● Your task
What is the number of lines in the entries that include the word "Гука"? Respond with the number only.

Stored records

_ _ _ _ _ _ _

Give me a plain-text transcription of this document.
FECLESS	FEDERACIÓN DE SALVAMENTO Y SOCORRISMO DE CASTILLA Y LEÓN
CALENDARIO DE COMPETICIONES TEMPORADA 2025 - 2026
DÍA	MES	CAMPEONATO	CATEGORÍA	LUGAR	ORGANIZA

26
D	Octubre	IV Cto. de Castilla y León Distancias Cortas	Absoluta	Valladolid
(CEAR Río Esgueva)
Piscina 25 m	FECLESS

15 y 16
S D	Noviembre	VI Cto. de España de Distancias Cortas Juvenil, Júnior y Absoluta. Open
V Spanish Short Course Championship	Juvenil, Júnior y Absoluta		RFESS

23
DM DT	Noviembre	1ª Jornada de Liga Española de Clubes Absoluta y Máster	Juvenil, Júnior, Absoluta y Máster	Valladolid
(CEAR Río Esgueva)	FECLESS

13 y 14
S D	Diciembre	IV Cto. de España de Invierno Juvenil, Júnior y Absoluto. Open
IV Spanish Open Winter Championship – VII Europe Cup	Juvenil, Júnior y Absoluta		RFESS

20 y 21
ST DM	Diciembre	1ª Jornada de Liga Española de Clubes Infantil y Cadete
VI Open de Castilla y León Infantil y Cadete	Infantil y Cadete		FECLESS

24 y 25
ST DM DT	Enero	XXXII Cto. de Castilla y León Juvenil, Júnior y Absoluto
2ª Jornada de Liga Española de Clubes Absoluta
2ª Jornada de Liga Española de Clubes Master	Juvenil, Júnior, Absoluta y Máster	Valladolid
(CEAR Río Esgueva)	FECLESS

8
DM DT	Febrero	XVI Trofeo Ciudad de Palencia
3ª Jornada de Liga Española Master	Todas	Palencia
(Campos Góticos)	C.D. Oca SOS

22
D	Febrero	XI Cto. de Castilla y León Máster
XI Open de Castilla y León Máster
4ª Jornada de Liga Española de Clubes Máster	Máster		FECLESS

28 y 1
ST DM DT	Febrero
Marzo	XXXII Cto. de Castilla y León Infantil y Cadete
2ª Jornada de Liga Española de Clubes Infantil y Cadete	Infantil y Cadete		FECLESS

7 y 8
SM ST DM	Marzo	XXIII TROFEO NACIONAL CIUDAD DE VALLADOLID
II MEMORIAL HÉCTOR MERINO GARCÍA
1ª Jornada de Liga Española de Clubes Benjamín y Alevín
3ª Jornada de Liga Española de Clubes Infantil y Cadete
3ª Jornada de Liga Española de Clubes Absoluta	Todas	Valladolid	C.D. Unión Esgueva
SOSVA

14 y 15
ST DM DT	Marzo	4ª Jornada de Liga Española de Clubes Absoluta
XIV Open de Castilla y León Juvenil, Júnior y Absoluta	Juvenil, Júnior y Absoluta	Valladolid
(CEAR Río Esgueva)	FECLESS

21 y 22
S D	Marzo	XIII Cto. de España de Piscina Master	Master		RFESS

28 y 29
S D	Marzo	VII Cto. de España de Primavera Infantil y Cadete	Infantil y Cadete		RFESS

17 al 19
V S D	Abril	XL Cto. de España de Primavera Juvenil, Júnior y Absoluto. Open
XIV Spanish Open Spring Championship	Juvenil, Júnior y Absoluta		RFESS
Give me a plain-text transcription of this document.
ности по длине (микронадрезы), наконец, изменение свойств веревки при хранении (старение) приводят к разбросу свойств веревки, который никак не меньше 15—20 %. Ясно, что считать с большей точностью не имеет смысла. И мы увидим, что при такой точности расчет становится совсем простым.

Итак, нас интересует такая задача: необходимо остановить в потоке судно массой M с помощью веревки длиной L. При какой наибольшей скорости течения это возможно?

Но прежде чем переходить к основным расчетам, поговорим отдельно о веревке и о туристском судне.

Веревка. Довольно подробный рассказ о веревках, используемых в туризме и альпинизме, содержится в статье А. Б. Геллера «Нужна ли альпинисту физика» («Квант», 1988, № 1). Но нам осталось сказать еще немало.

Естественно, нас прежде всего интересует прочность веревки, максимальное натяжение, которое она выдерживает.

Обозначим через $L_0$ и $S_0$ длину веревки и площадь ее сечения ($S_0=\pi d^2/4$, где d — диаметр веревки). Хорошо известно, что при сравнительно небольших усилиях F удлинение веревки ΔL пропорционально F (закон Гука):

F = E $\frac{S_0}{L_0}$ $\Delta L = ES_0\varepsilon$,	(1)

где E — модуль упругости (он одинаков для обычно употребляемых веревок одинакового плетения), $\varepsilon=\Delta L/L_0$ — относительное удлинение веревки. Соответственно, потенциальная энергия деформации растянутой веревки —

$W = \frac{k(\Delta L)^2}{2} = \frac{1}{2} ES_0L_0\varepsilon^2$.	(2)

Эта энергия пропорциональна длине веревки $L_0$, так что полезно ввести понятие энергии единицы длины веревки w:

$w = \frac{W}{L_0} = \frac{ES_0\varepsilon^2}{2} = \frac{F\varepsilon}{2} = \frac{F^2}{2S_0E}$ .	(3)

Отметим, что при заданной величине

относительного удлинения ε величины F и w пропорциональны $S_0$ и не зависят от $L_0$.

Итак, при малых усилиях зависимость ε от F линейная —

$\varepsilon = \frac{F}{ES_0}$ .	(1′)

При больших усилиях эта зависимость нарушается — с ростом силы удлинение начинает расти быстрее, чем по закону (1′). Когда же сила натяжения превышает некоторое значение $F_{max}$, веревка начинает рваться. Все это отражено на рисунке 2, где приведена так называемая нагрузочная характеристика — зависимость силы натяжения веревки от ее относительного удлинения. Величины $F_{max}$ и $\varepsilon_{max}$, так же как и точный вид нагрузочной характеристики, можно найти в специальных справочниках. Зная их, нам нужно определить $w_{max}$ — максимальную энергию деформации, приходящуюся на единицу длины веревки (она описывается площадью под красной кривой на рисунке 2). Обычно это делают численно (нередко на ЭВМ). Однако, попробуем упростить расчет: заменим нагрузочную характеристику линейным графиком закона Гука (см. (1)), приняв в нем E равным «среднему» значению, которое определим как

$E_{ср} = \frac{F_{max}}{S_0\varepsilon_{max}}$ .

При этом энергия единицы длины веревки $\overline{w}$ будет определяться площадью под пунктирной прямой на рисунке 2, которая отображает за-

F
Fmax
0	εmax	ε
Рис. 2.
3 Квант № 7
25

_ _ _ _ _ _ _

● Result
2